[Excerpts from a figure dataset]
============================================================
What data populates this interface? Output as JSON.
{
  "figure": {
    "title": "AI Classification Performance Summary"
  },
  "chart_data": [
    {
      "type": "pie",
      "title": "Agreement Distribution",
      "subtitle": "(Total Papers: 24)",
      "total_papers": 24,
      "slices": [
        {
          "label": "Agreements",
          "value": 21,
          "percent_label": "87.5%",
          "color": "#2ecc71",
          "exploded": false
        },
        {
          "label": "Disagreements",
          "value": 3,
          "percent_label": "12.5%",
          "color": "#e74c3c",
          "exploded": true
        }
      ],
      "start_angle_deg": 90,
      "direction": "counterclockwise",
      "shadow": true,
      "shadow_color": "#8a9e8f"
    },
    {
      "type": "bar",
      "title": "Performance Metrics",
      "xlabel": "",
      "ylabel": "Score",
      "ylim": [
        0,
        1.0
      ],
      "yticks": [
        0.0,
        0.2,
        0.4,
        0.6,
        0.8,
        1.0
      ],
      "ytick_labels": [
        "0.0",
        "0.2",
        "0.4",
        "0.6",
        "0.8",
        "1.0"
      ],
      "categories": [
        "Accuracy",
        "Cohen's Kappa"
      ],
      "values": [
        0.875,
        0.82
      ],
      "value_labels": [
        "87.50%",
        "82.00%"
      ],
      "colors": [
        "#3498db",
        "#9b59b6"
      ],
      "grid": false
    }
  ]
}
============================================================
**Task details**.
Nothing may be left out: return each entry exactly as it reads.

**The output**.
What data populates this interface? Output as JSON.
{
  "figure": {
    "title": "AI Classification Performance Summary"
  },
  "chart_data": [
    {
      "type": "pie",
      "title": "Agreement Distribution",
      "subtitle": "(Total Papers: 24)",
      "total_papers": 24,
      "slices": [
        {
          "label": "Agreements",
          "value": 21,
          "percent_label": "87.5%",
          "color": "#2ecc71",
          "exploded": false
        },
        {
          "label": "Disagreements",
          "value": 3,
          "percent_label": "12.5%",
          "color": "#e74c3c",
          "exploded": true
        }
      ],
      "start_angle_deg": 90,
      "direction": "counterclockwise",
      "shadow": true,
      "shadow_color": "#8a9e8f"
    },
    {
      "type": "bar",
      "title": "Performance Metrics",
      "xlabel": "",
      "ylabel": "Score",
      "ylim": [
        0,
        1.0
      ],
      "yticks": [
        0.0,
        0.2,
        0.4,
        0.6,
        0.8,
        1.0
      ],
      "ytick_labels": [
        "0.0",
        "0.2",
        "0.4",
        "0.6",
        "0.8",
        "1.0"
      ],
      "categories": [
        "Accuracy",
        "Cohen's Kappa"
      ],
      "values": [
        0.875,
        0.82
      ],
      "value_labels": [
        "87.50%",
        "82.00%"
      ],
      "colors": [
        "#3498db",
        "#9b59b6"
      ],
      "grid": false
    }
  ]
}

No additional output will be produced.